## Job
Look through the material and copy each line holding "doel".

### Provided data

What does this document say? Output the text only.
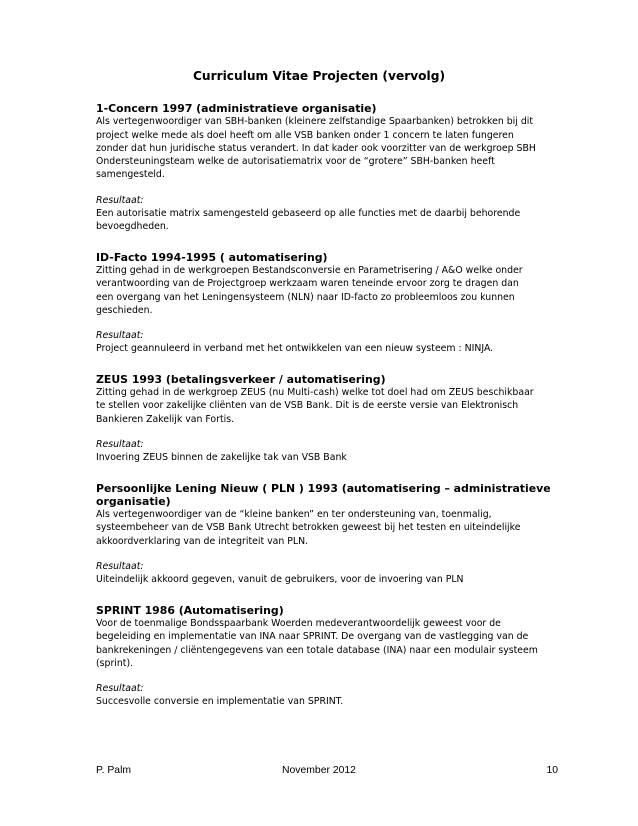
Curriculum Vitae Projecten (vervolg)
1-Concern 1997 (administratieve organisatie)
Als vertegenwoordiger van SBH-banken (kleinere zelfstandige Spaarbanken) betrokken bij dit
project welke mede als doel heeft om alle VSB banken onder 1 concern te laten fungeren
zonder dat hun juridische status verandert. In dat kader ook voorzitter van de werkgroep SBH
Ondersteuningsteam welke de autorisatiematrix voor de “grotere” SBH-banken heeft
samengesteld.
Resultaat:
Een autorisatie matrix samengesteld gebaseerd op alle functies met de daarbij behorende
bevoegdheden.
ID-Facto 1994-1995 ( automatisering)
Zitting gehad in de werkgroepen Bestandsconversie en Parametrisering / A&O welke onder
verantwoording van de Projectgroep werkzaam waren teneinde ervoor zorg te dragen dan
een overgang van het Leningensysteem (NLN) naar ID-facto zo probleemloos zou kunnen
geschieden.
Resultaat:
Project geannuleerd in verband met het ontwikkelen van een nieuw systeem : NINJA.
ZEUS 1993 (betalingsverkeer / automatisering)
Zitting gehad in de werkgroep ZEUS (nu Multi-cash) welke tot doel had om ZEUS beschikbaar
te stellen voor zakelijke cliënten van de VSB Bank. Dit is de eerste versie van Elektronisch
Bankieren Zakelijk van Fortis.
Resultaat:
Invoering ZEUS binnen de zakelijke tak van VSB Bank
Persoonlijke Lening Nieuw ( PLN ) 1993 (automatisering – administratieve
organisatie)
Als vertegenwoordiger van de “kleine banken” en ter ondersteuning van, toenmalig,
systeembeheer van de VSB Bank Utrecht betrokken geweest bij het testen en uiteindelijke
akkoordverklaring van de integriteit van PLN.
Resultaat:
Uiteindelijk akkoord gegeven, vanuit de gebruikers, voor de invoering van PLN
SPRINT 1986 (Automatisering)
Voor de toenmalige Bondsspaarbank Woerden medeverantwoordelijk geweest voor de
begeleiding en implementatie van INA naar SPRINT. De overgang van de vastlegging van de
bankrekeningen / cliëntengegevens van een totale database (INA) naar een modulair systeem
(sprint).
Resultaat:
Succesvolle conversie en implementatie van SPRINT.
P. Palm	November 2012	10
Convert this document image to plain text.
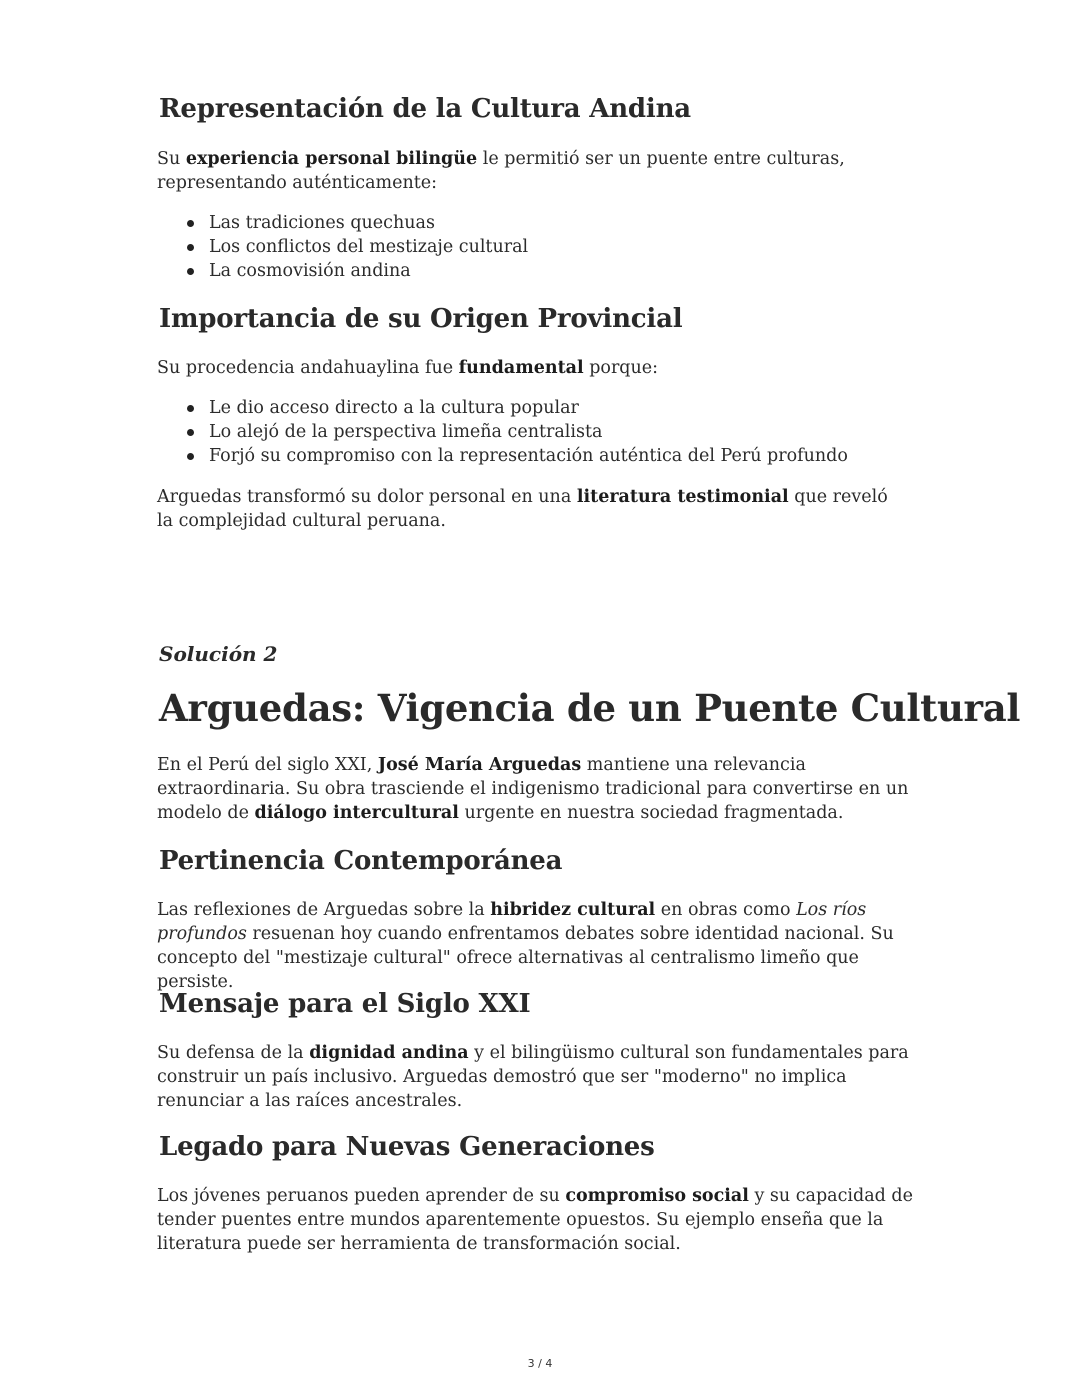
Representación de la Cultura Andina

Su experiencia personal bilingüe le permitió ser un puente entre culturas, representando auténticamente:

Las tradiciones quechuas
Los conflictos del mestizaje cultural
La cosmovisión andina
Importancia de su Origen Provincial

Su procedencia andahuaylina fue fundamental porque:

Le dio acceso directo a la cultura popular
Lo alejó de la perspectiva limeña centralista
Forjó su compromiso con la representación auténtica del Perú profundo

Arguedas transformó su dolor personal en una literatura testimonial que reveló la complejidad cultural peruana.

Solución 2

Arguedas: Vigencia de un Puente Cultural

En el Perú del siglo XXI, José María Arguedas mantiene una relevancia extraordinaria. Su obra trasciende el indigenismo tradicional para convertirse en un modelo de diálogo intercultural urgente en nuestra sociedad fragmentada.

Pertinencia Contemporánea

Las reflexiones de Arguedas sobre la hibridez cultural en obras como Los ríos profundos resuenan hoy cuando enfrentamos debates sobre identidad nacional. Su concepto del "mestizaje cultural" ofrece alternativas al centralismo limeño que persiste.

Mensaje para el Siglo XXI

Su defensa de la dignidad andina y el bilingüismo cultural son fundamentales para construir un país inclusivo. Arguedas demostró que ser "moderno" no implica renunciar a las raíces ancestrales.

Legado para Nuevas Generaciones

Los jóvenes peruanos pueden aprender de su compromiso social y su capacidad de tender puentes entre mundos aparentemente opuestos. Su ejemplo enseña que la literatura puede ser herramienta de transformación social.

3 / 4
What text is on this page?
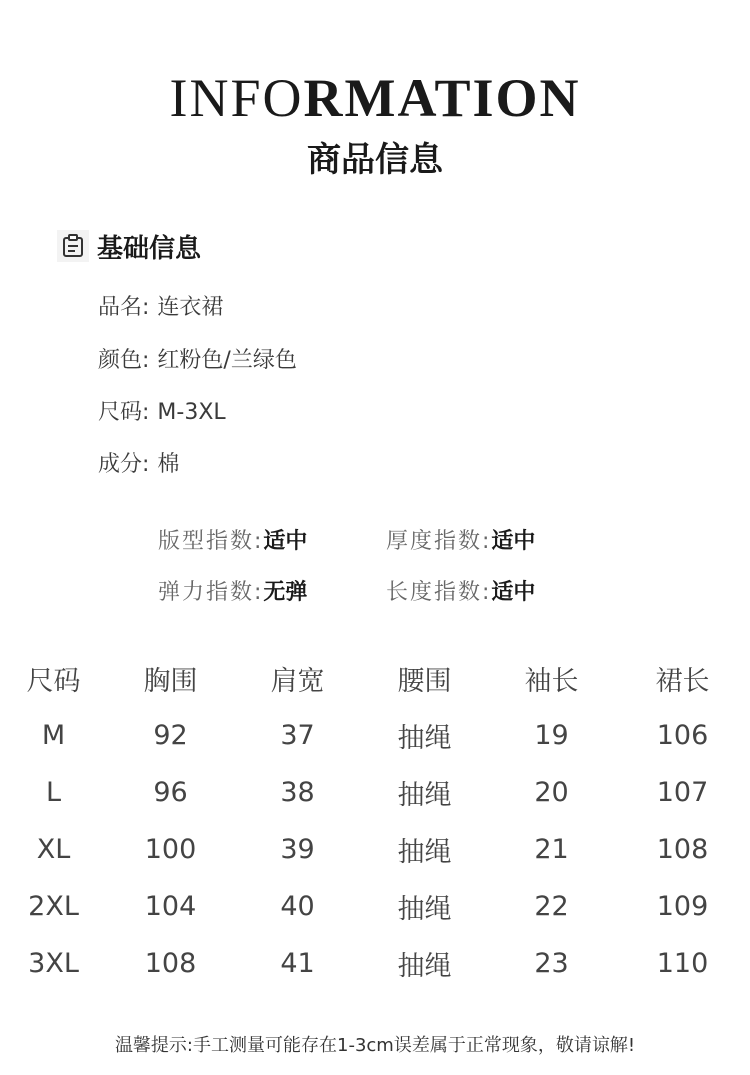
INFORMATION
商品信息
基础信息
品名: 连衣裙
颜色: 红粉色/兰绿色
尺码: M-3XL
成分: 棉
版型指数:适中	厚度指数:适中
弹力指数:无弹	长度指数:适中
尺码	胸围	肩宽	腰围	袖长	裙长
M	92	37	抽绳	19	106
L	96	38	抽绳	20	107
XL	100	39	抽绳	21	108
2XL	104	40	抽绳	22	109
3XL	108	41	抽绳	23	110
温馨提示:手工测量可能存在1-3cm误差属于正常现象，敬请谅解!
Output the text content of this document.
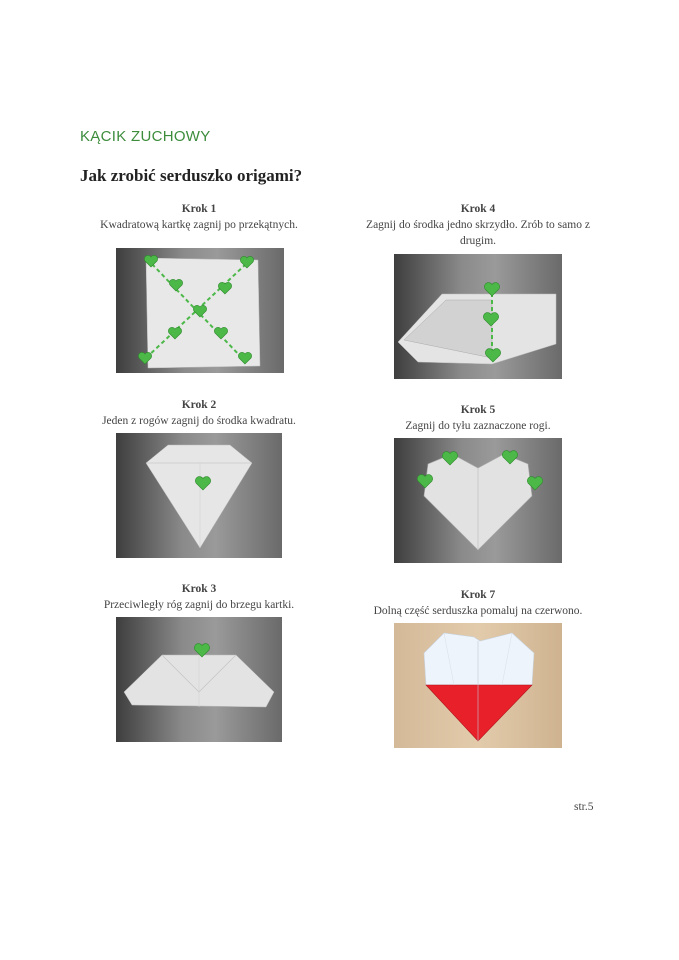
KĄCIK ZUCHOWY
Jak zrobić serduszko origami?
Krok 1
Kwadratową kartkę zagnij po przekątnych.
Krok 2
Jeden z rogów zagnij do środka kwadratu.
Krok 3
Przeciwległy róg zagnij do brzegu kartki.
Krok 4
Zagnij do środka jedno skrzydło. Zrób to samo z drugim.
Krok 5
Zagnij do tyłu zaznaczone rogi.
Krok 7
Dolną część serduszka pomaluj na czerwono.
str.5
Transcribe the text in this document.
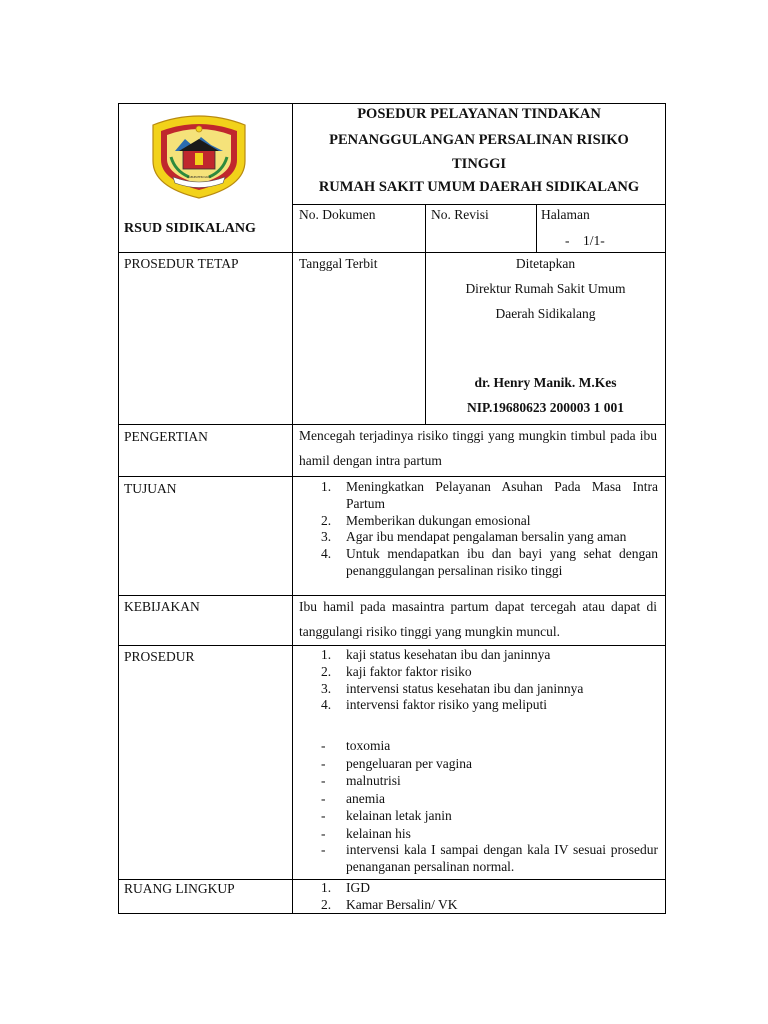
KABUPATEN DAIRI
RSUD SIDIKALANG
POSEDUR PELAYANAN TINDAKAN
PENANGGULANGAN PERSALINAN RISIKO
TINGGI
RUMAH SAKIT UMUM DAERAH SIDIKALANG
No. Dokumen	No. Revisi	Halaman
-    1/1-
PROSEDUR TETAP	Tanggal Terbit	Ditetapkan
Direktur Rumah Sakit Umum
Daerah Sidikalang
dr. Henry Manik. M.Kes
NIP.19680623 200003 1 001
PENGERTIAN	Mencegah terjadinya risiko tinggi yang mungkin timbul pada ibu hamil dengan intra partum
TUJUAN	1. Meningkatkan Pelayanan Asuhan Pada Masa Intra Partum
2. Memberikan dukungan emosional
3. Agar ibu mendapat pengalaman bersalin yang aman
4. Untuk mendapatkan ibu dan bayi yang sehat dengan penanggulangan persalinan risiko tinggi
KEBIJAKAN	Ibu hamil pada masaintra partum dapat tercegah atau dapat di tanggulangi risiko tinggi yang mungkin muncul.
PROSEDUR	1. kaji status kesehatan ibu dan janinnya
2. kaji faktor faktor risiko
3. intervensi status kesehatan ibu dan janinnya
4. intervensi faktor risiko yang meliputi
- toxomia
- pengeluaran per vagina
- malnutrisi
- anemia
- kelainan letak janin
- kelainan his
- intervensi kala I sampai dengan kala IV sesuai prosedur penanganan persalinan normal.
RUANG LINGKUP	1. IGD
2. Kamar Bersalin/ VK
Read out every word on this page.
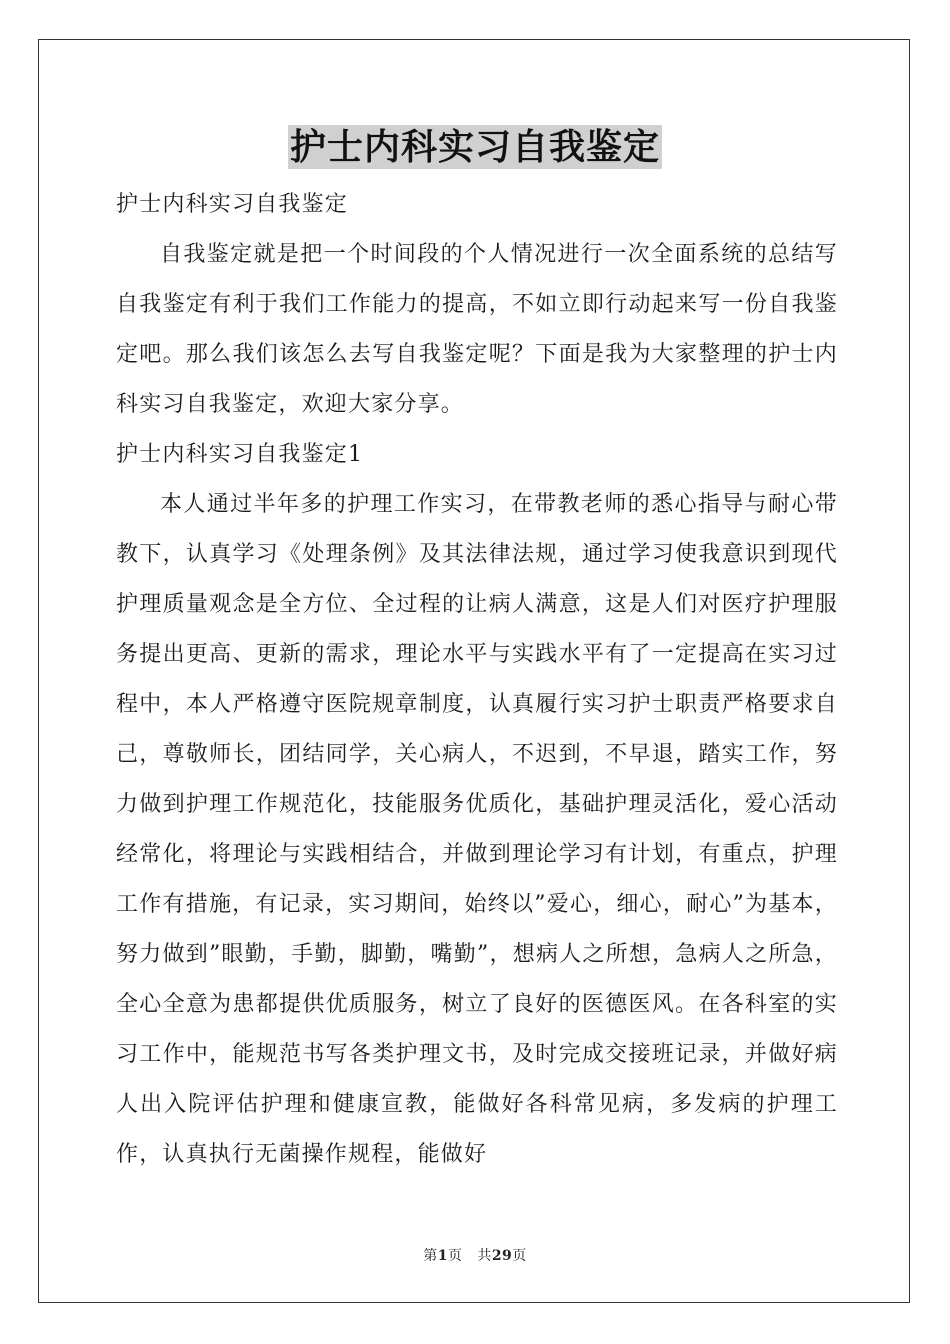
护士内科实习自我鉴定

护士内科实习自我鉴定

自我鉴定就是把一个时间段的个人情况进行一次全面系统的总结写自我鉴定有利于我们工作能力的提高，不如立即行动起来写一份自我鉴定吧。那么我们该怎么去写自我鉴定呢？下面是我为大家整理的护士内科实习自我鉴定，欢迎大家分享。

护士内科实习自我鉴定1

本人通过半年多的护理工作实习，在带教老师的悉心指导与耐心带教下，认真学习《处理条例》及其法律法规，通过学习使我意识到现代护理质量观念是全方位、全过程的让病人满意，这是人们对医疗护理服务提出更高、更新的需求，理论水平与实践水平有了一定提高在实习过程中，本人严格遵守医院规章制度，认真履行实习护士职责严格要求自己，尊敬师长，团结同学，关心病人，不迟到，不早退，踏实工作，努力做到护理工作规范化，技能服务优质化，基础护理灵活化，爱心活动经常化，将理论与实践相结合，并做到理论学习有计划，有重点，护理工作有措施，有记录，实习期间，始终以”爱心，细心，耐心”为基本，努力做到”眼勤，手勤，脚勤，嘴勤”，想病人之所想，急病人之所急，全心全意为患都提供优质服务，树立了良好的医德医风。在各科室的实习工作中，能规范书写各类护理文书，及时完成交接班记录，并做好病人出入院评估护理和健康宣教，能做好各科常见病，多发病的护理工作，认真执行无菌操作规程，能做好

第1页 共29页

######

## Answer to the exercise
project welke mede als doel heeft om alle VSB banken onder 1 concern te laten fungeren
Zitting gehad in de werkgroep ZEUS (nu Multi-cash) welke tot doel had om ZEUS beschikbaar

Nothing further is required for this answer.